*SHORT PROBLEM*
Copy the data from the line that contains "Convert this document image to plain text." to its last line, exactly, including both of those lines and leaving out everything before.

*DATA LINES*
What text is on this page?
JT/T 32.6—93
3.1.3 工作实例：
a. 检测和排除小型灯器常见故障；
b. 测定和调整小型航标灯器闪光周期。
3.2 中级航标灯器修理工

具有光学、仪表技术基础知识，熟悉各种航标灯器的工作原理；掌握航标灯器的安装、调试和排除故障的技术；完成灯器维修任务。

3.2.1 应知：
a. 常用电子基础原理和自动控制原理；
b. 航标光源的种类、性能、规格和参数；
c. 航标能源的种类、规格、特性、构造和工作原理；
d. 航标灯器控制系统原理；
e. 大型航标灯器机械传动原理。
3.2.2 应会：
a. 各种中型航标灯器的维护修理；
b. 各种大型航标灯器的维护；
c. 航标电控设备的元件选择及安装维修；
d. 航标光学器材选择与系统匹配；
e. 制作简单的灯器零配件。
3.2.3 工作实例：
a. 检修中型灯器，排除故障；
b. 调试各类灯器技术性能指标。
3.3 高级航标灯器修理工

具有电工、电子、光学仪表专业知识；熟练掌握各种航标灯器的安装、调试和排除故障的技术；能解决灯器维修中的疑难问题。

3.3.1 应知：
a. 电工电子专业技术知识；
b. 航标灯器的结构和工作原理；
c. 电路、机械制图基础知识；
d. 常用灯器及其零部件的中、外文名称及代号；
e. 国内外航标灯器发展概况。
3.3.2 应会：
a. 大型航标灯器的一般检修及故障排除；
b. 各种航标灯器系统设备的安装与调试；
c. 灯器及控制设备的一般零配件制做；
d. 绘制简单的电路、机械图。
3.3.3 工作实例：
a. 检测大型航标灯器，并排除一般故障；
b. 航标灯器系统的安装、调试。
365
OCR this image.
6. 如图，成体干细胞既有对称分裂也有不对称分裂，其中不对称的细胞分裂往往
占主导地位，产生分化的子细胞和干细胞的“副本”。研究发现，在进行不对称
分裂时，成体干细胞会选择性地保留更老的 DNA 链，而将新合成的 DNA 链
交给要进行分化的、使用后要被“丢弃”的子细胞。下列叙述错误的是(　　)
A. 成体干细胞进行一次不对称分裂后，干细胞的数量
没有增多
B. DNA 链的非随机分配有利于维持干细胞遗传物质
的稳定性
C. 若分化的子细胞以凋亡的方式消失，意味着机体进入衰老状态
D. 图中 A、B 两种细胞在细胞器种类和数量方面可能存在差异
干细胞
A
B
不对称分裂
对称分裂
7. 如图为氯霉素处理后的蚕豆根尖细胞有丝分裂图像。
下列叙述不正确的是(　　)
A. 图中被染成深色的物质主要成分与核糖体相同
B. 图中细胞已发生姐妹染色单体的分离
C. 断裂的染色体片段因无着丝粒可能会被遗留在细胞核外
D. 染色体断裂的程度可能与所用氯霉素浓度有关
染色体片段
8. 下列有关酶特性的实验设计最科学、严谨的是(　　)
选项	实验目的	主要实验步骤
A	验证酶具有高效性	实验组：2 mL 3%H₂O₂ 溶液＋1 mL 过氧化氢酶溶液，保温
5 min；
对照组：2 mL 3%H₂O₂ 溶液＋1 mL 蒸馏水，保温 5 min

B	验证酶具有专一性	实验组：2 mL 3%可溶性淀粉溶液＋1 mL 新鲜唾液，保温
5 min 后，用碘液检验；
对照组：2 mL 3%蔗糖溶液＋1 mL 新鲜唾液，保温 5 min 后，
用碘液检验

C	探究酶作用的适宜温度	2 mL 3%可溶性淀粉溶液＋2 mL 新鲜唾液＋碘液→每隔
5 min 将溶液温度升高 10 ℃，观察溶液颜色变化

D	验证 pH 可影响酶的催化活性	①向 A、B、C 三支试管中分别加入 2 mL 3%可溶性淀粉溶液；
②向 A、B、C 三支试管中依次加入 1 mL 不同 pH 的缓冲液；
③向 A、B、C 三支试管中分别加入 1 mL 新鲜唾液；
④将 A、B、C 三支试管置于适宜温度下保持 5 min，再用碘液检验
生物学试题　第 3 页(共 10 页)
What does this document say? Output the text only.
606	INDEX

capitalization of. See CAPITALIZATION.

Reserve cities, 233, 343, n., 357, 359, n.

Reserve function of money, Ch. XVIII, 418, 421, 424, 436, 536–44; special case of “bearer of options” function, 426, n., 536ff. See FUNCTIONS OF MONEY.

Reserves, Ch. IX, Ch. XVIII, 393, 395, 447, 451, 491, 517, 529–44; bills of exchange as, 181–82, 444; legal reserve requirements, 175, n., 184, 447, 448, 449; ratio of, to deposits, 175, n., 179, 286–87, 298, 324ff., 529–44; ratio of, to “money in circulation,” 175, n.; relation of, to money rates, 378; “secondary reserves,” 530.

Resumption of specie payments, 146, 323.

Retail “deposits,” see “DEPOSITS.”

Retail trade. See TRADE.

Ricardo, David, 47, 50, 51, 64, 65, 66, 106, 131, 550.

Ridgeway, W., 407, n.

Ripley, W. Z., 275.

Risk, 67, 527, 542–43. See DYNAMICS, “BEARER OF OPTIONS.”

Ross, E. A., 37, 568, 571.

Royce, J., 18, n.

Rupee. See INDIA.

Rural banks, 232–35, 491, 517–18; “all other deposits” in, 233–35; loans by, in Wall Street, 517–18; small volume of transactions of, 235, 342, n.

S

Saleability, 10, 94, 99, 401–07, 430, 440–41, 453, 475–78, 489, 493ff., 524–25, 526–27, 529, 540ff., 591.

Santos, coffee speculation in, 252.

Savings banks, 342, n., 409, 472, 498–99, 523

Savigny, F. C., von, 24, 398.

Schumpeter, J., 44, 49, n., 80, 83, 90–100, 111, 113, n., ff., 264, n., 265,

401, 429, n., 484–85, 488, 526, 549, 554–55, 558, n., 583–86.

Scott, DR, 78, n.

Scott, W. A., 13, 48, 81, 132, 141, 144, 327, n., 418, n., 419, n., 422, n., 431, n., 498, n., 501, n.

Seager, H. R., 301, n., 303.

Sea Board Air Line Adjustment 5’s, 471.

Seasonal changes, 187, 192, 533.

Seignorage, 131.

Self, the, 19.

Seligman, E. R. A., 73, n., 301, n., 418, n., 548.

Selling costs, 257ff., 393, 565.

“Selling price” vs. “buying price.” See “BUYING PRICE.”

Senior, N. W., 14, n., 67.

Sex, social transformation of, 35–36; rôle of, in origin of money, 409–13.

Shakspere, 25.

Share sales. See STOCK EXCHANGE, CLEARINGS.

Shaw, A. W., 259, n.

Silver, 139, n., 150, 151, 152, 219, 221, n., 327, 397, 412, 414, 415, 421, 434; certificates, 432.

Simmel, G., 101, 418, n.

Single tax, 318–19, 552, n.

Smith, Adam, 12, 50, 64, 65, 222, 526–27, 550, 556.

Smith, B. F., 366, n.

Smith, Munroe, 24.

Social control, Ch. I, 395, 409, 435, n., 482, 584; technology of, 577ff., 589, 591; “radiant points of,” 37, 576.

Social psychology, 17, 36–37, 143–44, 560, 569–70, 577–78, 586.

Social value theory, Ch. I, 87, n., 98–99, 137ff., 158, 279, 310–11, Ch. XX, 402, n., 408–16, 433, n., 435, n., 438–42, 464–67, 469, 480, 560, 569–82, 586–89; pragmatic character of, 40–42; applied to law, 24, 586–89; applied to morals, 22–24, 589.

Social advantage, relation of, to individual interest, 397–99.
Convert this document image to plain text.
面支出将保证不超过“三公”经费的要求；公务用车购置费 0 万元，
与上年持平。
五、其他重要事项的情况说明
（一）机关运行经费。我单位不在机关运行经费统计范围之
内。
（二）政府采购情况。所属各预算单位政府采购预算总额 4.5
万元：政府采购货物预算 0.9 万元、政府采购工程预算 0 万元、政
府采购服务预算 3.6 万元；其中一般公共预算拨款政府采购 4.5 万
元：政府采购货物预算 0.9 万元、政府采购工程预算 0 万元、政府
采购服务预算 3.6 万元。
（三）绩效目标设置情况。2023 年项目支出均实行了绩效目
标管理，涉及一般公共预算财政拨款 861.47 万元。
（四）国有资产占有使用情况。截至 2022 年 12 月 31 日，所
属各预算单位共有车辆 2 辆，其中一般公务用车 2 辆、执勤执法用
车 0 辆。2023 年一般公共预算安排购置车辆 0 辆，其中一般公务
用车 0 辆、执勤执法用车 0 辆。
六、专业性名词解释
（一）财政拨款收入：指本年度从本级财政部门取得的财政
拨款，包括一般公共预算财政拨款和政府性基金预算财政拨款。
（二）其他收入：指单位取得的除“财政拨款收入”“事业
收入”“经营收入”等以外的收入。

*TASK OUTPUT*
Convert this document image to plain text.
面支出将保证不超过“三公”经费的要求；公务用车购置费 0 万元，
与上年持平。
五、其他重要事项的情况说明
（一）机关运行经费。我单位不在机关运行经费统计范围之
内。
（二）政府采购情况。所属各预算单位政府采购预算总额 4.5
万元：政府采购货物预算 0.9 万元、政府采购工程预算 0 万元、政
府采购服务预算 3.6 万元；其中一般公共预算拨款政府采购 4.5 万
元：政府采购货物预算 0.9 万元、政府采购工程预算 0 万元、政府
采购服务预算 3.6 万元。
（三）绩效目标设置情况。2023 年项目支出均实行了绩效目
标管理，涉及一般公共预算财政拨款 861.47 万元。
（四）国有资产占有使用情况。截至 2022 年 12 月 31 日，所
属各预算单位共有车辆 2 辆，其中一般公务用车 2 辆、执勤执法用
车 0 辆。2023 年一般公共预算安排购置车辆 0 辆，其中一般公务
用车 0 辆、执勤执法用车 0 辆。
六、专业性名词解释
（一）财政拨款收入：指本年度从本级财政部门取得的财政
拨款，包括一般公共预算财政拨款和政府性基金预算财政拨款。
（二）其他收入：指单位取得的除“财政拨款收入”“事业
收入”“经营收入”等以外的收入。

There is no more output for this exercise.